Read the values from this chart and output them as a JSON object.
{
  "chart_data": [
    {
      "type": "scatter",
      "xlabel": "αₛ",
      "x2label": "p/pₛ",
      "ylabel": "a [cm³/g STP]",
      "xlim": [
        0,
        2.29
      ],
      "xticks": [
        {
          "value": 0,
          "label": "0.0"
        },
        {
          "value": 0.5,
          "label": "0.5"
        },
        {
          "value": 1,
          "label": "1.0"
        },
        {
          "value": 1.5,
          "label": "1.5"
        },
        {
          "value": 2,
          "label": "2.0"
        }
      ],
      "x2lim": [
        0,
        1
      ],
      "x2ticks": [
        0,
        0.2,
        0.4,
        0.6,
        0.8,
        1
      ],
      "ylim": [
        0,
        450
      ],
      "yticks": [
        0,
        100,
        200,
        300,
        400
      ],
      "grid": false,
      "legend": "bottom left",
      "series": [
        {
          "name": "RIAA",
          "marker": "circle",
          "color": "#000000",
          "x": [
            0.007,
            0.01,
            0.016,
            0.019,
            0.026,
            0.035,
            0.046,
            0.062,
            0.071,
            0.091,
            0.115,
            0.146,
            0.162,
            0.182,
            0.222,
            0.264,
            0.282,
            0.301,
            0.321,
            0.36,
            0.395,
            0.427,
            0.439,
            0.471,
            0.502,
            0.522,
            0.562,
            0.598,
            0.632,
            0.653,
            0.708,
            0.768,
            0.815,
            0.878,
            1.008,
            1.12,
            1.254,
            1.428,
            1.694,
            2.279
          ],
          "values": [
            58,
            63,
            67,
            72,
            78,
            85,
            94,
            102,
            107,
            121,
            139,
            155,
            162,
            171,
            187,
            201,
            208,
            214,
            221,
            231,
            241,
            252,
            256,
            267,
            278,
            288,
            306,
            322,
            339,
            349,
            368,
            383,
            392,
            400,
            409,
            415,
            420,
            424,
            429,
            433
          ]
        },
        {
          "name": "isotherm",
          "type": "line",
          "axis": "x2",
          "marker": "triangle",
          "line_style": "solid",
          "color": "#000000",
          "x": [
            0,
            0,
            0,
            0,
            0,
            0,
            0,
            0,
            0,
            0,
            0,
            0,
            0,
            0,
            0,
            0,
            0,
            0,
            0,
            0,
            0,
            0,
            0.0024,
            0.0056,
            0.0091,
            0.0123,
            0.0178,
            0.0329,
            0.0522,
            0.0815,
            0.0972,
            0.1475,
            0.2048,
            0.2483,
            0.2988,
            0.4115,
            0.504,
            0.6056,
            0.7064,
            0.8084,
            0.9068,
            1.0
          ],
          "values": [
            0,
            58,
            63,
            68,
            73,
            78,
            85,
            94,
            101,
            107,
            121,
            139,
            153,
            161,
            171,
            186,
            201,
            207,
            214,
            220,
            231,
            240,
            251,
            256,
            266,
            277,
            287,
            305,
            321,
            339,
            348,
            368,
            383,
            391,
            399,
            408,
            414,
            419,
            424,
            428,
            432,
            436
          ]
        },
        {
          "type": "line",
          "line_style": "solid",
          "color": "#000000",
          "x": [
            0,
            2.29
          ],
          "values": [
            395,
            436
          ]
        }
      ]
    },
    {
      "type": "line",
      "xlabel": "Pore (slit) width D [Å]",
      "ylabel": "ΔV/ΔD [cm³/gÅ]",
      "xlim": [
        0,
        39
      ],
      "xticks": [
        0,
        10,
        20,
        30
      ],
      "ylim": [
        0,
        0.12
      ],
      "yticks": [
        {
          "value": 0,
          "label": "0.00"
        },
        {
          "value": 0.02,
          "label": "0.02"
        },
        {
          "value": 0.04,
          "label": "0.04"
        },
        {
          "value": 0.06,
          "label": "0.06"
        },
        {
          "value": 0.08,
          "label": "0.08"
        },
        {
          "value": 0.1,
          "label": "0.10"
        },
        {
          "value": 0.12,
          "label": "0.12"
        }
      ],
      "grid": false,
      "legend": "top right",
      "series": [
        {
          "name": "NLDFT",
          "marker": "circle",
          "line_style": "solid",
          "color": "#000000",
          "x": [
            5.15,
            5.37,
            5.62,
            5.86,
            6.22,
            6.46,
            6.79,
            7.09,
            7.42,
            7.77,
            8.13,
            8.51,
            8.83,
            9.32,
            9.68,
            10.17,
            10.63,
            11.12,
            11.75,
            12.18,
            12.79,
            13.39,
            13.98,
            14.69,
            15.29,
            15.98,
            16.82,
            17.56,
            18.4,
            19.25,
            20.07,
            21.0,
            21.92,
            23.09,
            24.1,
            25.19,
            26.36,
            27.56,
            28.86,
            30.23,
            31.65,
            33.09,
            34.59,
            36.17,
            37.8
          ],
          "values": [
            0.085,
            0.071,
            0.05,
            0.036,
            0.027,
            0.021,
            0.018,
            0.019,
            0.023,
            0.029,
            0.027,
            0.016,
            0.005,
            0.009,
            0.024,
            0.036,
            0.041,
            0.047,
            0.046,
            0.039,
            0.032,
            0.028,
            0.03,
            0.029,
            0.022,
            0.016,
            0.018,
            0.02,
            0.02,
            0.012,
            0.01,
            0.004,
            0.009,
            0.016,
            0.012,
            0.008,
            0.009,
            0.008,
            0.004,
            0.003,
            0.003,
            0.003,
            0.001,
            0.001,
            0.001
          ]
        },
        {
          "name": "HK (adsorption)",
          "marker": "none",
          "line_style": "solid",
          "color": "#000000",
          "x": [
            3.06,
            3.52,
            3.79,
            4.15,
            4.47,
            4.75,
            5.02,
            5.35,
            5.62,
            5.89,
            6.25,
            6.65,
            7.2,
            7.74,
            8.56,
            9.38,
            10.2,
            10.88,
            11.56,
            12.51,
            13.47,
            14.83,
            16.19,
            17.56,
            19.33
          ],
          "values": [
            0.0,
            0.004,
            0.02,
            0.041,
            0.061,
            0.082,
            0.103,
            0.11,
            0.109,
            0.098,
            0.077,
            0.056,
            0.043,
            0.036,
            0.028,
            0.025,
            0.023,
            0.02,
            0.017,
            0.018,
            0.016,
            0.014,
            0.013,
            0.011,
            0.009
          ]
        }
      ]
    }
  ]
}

════════════════════

* **What you have to do**: Transcribe all lines as written.

* **Full answer**:
Read the values from this chart and output them as a JSON object.
{
  "chart_data": [
    {
      "type": "scatter",
      "xlabel": "αₛ",
      "x2label": "p/pₛ",
      "ylabel": "a [cm³/g STP]",
      "xlim": [
        0,
        2.29
      ],
      "xticks": [
        {
          "value": 0,
          "label": "0.0"
        },
        {
          "value": 0.5,
          "label": "0.5"
        },
        {
          "value": 1,
          "label": "1.0"
        },
        {
          "value": 1.5,
          "label": "1.5"
        },
        {
          "value": 2,
          "label": "2.0"
        }
      ],
      "x2lim": [
        0,
        1
      ],
      "x2ticks": [
        0,
        0.2,
        0.4,
        0.6,
        0.8,
        1
      ],
      "ylim": [
        0,
        450
      ],
      "yticks": [
        0,
        100,
        200,
        300,
        400
      ],
      "grid": false,
      "legend": "bottom left",
      "series": [
        {
          "name": "RIAA",
          "marker": "circle",
          "color": "#000000",
          "x": [
            0.007,
            0.01,
            0.016,
            0.019,
            0.026,
            0.035,
            0.046,
            0.062,
            0.071,
            0.091,
            0.115,
            0.146,
            0.162,
            0.182,
            0.222,
            0.264,
            0.282,
            0.301,
            0.321,
            0.36,
            0.395,
            0.427,
            0.439,
            0.471,
            0.502,
            0.522,
            0.562,
            0.598,
            0.632,
            0.653,
            0.708,
            0.768,
            0.815,
            0.878,
            1.008,
            1.12,
            1.254,
            1.428,
            1.694,
            2.279
          ],
          "values": [
            58,
            63,
            67,
            72,
            78,
            85,
            94,
            102,
            107,
            121,
            139,
            155,
            162,
            171,
            187,
            201,
            208,
            214,
            221,
            231,
            241,
            252,
            256,
            267,
            278,
            288,
            306,
            322,
            339,
            349,
            368,
            383,
            392,
            400,
            409,
            415,
            420,
            424,
            429,
            433
          ]
        },
        {
          "name": "isotherm",
          "type": "line",
          "axis": "x2",
          "marker": "triangle",
          "line_style": "solid",
          "color": "#000000",
          "x": [
            0,
            0,
            0,
            0,
            0,
            0,
            0,
            0,
            0,
            0,
            0,
            0,
            0,
            0,
            0,
            0,
            0,
            0,
            0,
            0,
            0,
            0,
            0.0024,
            0.0056,
            0.0091,
            0.0123,
            0.0178,
            0.0329,
            0.0522,
            0.0815,
            0.0972,
            0.1475,
            0.2048,
            0.2483,
            0.2988,
            0.4115,
            0.504,
            0.6056,
            0.7064,
            0.8084,
            0.9068,
            1.0
          ],
          "values": [
            0,
            58,
            63,
            68,
            73,
            78,
            85,
            94,
            101,
            107,
            121,
            139,
            153,
            161,
            171,
            186,
            201,
            207,
            214,
            220,
            231,
            240,
            251,
            256,
            266,
            277,
            287,
            305,
            321,
            339,
            348,
            368,
            383,
            391,
            399,
            408,
            414,
            419,
            424,
            428,
            432,
            436
          ]
        },
        {
          "type": "line",
          "line_style": "solid",
          "color": "#000000",
          "x": [
            0,
            2.29
          ],
          "values": [
            395,
            436
          ]
        }
      ]
    },
    {
      "type": "line",
      "xlabel": "Pore (slit) width D [Å]",
      "ylabel": "ΔV/ΔD [cm³/gÅ]",
      "xlim": [
        0,
        39
      ],
      "xticks": [
        0,
        10,
        20,
        30
      ],
      "ylim": [
        0,
        0.12
      ],
      "yticks": [
        {
          "value": 0,
          "label": "0.00"
        },
        {
          "value": 0.02,
          "label": "0.02"
        },
        {
          "value": 0.04,
          "label": "0.04"
        },
        {
          "value": 0.06,
          "label": "0.06"
        },
        {
          "value": 0.08,
          "label": "0.08"
        },
        {
          "value": 0.1,
          "label": "0.10"
        },
        {
          "value": 0.12,
          "label": "0.12"
        }
      ],
      "grid": false,
      "legend": "top right",
      "series": [
        {
          "name": "NLDFT",
          "marker": "circle",
          "line_style": "solid",
          "color": "#000000",
          "x": [
            5.15,
            5.37,
            5.62,
            5.86,
            6.22,
            6.46,
            6.79,
            7.09,
            7.42,
            7.77,
            8.13,
            8.51,
            8.83,
            9.32,
            9.68,
            10.17,
            10.63,
            11.12,
            11.75,
            12.18,
            12.79,
            13.39,
            13.98,
            14.69,
            15.29,
            15.98,
            16.82,
            17.56,
            18.4,
            19.25,
            20.07,
            21.0,
            21.92,
            23.09,
            24.1,
            25.19,
            26.36,
            27.56,
            28.86,
            30.23,
            31.65,
            33.09,
            34.59,
            36.17,
            37.8
          ],
          "values": [
            0.085,
            0.071,
            0.05,
            0.036,
            0.027,
            0.021,
            0.018,
            0.019,
            0.023,
            0.029,
            0.027,
            0.016,
            0.005,
            0.009,
            0.024,
            0.036,
            0.041,
            0.047,
            0.046,
            0.039,
            0.032,
            0.028,
            0.03,
            0.029,
            0.022,
            0.016,
            0.018,
            0.02,
            0.02,
            0.012,
            0.01,
            0.004,
            0.009,
            0.016,
            0.012,
            0.008,
            0.009,
            0.008,
            0.004,
            0.003,
            0.003,
            0.003,
            0.001,
            0.001,
            0.001
          ]
        },
        {
          "name": "HK (adsorption)",
          "marker": "none",
          "line_style": "solid",
          "color": "#000000",
          "x": [
            3.06,
            3.52,
            3.79,
            4.15,
            4.47,
            4.75,
            5.02,
            5.35,
            5.62,
            5.89,
            6.25,
            6.65,
            7.2,
            7.74,
            8.56,
            9.38,
            10.2,
            10.88,
            11.56,
            12.51,
            13.47,
            14.83,
            16.19,
            17.56,
            19.33
          ],
          "values": [
            0.0,
            0.004,
            0.02,
            0.041,
            0.061,
            0.082,
            0.103,
            0.11,
            0.109,
            0.098,
            0.077,
            0.056,
            0.043,
            0.036,
            0.028,
            0.025,
            0.023,
            0.02,
            0.017,
            0.018,
            0.016,
            0.014,
            0.013,
            0.011,
            0.009
          ]
        }
      ]
    }
  ]
}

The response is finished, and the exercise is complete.